===== Provided records =====

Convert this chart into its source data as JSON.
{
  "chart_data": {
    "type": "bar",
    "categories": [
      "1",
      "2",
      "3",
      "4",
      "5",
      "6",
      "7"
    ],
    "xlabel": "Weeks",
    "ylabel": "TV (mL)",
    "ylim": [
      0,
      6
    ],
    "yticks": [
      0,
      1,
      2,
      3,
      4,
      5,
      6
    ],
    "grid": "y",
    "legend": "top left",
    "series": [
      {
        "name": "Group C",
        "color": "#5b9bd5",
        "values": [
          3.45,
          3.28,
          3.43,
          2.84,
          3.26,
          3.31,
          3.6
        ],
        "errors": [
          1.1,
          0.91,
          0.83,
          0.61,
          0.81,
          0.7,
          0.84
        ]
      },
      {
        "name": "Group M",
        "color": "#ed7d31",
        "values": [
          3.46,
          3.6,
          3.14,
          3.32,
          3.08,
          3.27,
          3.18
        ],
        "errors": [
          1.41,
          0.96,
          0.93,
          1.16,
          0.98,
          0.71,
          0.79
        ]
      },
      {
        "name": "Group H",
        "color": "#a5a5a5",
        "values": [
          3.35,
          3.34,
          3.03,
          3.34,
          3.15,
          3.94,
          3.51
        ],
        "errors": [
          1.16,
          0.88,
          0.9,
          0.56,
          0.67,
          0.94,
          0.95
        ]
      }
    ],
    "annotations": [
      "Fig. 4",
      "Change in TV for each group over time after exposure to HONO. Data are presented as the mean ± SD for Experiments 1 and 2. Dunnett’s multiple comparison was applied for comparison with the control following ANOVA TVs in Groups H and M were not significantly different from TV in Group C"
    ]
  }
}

=====

What is being asked ▸
From the listing, tally every line with the word "Group" in it and give only the tally.

Worked solution ▸
4